#### Exercise details
Your answer is a single number: the count of lines that contain the string "JSON".
------------------------------------------------
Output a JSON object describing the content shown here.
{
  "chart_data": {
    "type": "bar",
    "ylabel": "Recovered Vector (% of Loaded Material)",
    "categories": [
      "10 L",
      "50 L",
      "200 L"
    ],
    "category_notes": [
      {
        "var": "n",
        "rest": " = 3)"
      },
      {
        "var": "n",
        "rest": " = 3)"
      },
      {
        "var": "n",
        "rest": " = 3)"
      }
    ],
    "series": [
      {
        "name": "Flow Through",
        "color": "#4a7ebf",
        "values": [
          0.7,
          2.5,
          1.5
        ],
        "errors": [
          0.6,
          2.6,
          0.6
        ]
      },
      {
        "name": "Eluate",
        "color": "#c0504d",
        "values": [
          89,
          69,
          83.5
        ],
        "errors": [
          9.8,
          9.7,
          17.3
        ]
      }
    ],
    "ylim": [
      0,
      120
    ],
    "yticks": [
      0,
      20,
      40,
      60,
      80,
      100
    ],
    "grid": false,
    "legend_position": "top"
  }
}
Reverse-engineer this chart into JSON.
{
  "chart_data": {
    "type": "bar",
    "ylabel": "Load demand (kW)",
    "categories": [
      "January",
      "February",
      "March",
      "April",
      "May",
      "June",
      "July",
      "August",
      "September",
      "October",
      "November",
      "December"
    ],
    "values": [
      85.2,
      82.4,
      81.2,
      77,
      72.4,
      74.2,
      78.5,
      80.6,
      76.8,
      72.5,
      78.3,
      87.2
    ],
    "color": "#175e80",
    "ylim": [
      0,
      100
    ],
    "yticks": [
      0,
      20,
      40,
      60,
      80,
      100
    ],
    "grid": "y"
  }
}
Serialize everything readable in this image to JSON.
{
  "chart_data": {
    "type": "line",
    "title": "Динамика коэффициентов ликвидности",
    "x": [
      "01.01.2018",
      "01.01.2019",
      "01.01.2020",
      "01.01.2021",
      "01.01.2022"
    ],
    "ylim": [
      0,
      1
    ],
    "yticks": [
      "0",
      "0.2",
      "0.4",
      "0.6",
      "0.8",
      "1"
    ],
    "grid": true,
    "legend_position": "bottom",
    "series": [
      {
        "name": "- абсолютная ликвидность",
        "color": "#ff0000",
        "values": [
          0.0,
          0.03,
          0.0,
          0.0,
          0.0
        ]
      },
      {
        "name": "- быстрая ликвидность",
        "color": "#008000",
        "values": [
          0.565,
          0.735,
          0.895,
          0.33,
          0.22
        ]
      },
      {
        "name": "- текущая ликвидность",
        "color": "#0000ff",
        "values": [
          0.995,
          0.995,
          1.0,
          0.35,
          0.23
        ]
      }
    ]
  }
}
------------------------------------------------
#### Response
3